### Short problem
Quote every line as given.

=== Raw data ===

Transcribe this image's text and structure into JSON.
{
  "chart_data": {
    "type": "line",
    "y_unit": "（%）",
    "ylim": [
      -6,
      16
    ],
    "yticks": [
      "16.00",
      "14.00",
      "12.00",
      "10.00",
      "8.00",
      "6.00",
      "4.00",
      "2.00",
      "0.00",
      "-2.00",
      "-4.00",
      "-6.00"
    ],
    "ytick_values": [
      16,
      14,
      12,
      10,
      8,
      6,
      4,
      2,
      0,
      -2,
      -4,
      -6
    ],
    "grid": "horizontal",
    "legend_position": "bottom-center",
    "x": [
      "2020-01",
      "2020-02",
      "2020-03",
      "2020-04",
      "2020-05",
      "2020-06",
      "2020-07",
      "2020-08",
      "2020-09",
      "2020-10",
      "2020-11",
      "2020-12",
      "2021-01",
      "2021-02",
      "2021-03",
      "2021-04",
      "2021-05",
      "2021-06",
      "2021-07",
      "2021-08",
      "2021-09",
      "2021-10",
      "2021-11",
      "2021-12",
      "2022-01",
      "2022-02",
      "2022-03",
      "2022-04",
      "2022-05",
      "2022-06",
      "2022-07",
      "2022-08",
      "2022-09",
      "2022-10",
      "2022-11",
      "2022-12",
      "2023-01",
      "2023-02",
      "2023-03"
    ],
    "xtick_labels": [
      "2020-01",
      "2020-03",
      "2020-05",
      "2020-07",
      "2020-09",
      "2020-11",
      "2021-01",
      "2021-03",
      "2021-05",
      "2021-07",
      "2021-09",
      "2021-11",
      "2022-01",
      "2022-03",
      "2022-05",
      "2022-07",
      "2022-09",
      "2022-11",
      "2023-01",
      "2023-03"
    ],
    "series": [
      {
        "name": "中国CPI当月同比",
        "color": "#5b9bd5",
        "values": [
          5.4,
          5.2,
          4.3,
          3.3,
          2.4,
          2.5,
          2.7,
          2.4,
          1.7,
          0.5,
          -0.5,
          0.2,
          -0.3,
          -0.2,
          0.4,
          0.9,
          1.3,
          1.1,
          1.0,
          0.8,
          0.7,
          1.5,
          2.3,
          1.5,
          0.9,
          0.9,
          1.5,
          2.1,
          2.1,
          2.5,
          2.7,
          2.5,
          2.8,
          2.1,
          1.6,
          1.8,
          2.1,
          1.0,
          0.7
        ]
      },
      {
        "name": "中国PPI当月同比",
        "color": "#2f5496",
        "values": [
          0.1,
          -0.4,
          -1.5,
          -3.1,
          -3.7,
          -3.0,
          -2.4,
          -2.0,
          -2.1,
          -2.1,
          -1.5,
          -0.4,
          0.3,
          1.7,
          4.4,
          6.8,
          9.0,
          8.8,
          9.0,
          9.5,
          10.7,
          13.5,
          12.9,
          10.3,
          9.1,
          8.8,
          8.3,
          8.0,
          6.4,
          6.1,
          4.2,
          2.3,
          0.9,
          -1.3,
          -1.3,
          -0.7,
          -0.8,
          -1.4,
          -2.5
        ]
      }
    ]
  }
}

===

### Result for this exercise
Transcribe this image's text and structure into JSON.
{
  "chart_data": {
    "type": "line",
    "y_unit": "（%）",
    "ylim": [
      -6,
      16
    ],
    "yticks": [
      "16.00",
      "14.00",
      "12.00",
      "10.00",
      "8.00",
      "6.00",
      "4.00",
      "2.00",
      "0.00",
      "-2.00",
      "-4.00",
      "-6.00"
    ],
    "ytick_values": [
      16,
      14,
      12,
      10,
      8,
      6,
      4,
      2,
      0,
      -2,
      -4,
      -6
    ],
    "grid": "horizontal",
    "legend_position": "bottom-center",
    "x": [
      "2020-01",
      "2020-02",
      "2020-03",
      "2020-04",
      "2020-05",
      "2020-06",
      "2020-07",
      "2020-08",
      "2020-09",
      "2020-10",
      "2020-11",
      "2020-12",
      "2021-01",
      "2021-02",
      "2021-03",
      "2021-04",
      "2021-05",
      "2021-06",
      "2021-07",
      "2021-08",
      "2021-09",
      "2021-10",
      "2021-11",
      "2021-12",
      "2022-01",
      "2022-02",
      "2022-03",
      "2022-04",
      "2022-05",
      "2022-06",
      "2022-07",
      "2022-08",
      "2022-09",
      "2022-10",
      "2022-11",
      "2022-12",
      "2023-01",
      "2023-02",
      "2023-03"
    ],
    "xtick_labels": [
      "2020-01",
      "2020-03",
      "2020-05",
      "2020-07",
      "2020-09",
      "2020-11",
      "2021-01",
      "2021-03",
      "2021-05",
      "2021-07",
      "2021-09",
      "2021-11",
      "2022-01",
      "2022-03",
      "2022-05",
      "2022-07",
      "2022-09",
      "2022-11",
      "2023-01",
      "2023-03"
    ],
    "series": [
      {
        "name": "中国CPI当月同比",
        "color": "#5b9bd5",
        "values": [
          5.4,
          5.2,
          4.3,
          3.3,
          2.4,
          2.5,
          2.7,
          2.4,
          1.7,
          0.5,
          -0.5,
          0.2,
          -0.3,
          -0.2,
          0.4,
          0.9,
          1.3,
          1.1,
          1.0,
          0.8,
          0.7,
          1.5,
          2.3,
          1.5,
          0.9,
          0.9,
          1.5,
          2.1,
          2.1,
          2.5,
          2.7,
          2.5,
          2.8,
          2.1,
          1.6,
          1.8,
          2.1,
          1.0,
          0.7
        ]
      },
      {
        "name": "中国PPI当月同比",
        "color": "#2f5496",
        "values": [
          0.1,
          -0.4,
          -1.5,
          -3.1,
          -3.7,
          -3.0,
          -2.4,
          -2.0,
          -2.1,
          -2.1,
          -1.5,
          -0.4,
          0.3,
          1.7,
          4.4,
          6.8,
          9.0,
          8.8,
          9.0,
          9.5,
          10.7,
          13.5,
          12.9,
          10.3,
          9.1,
          8.8,
          8.3,
          8.0,
          6.4,
          6.1,
          4.2,
          2.3,
          0.9,
          -1.3,
          -1.3,
          -0.7,
          -0.8,
          -1.4,
          -2.5
        ]
      }
    ]
  }
}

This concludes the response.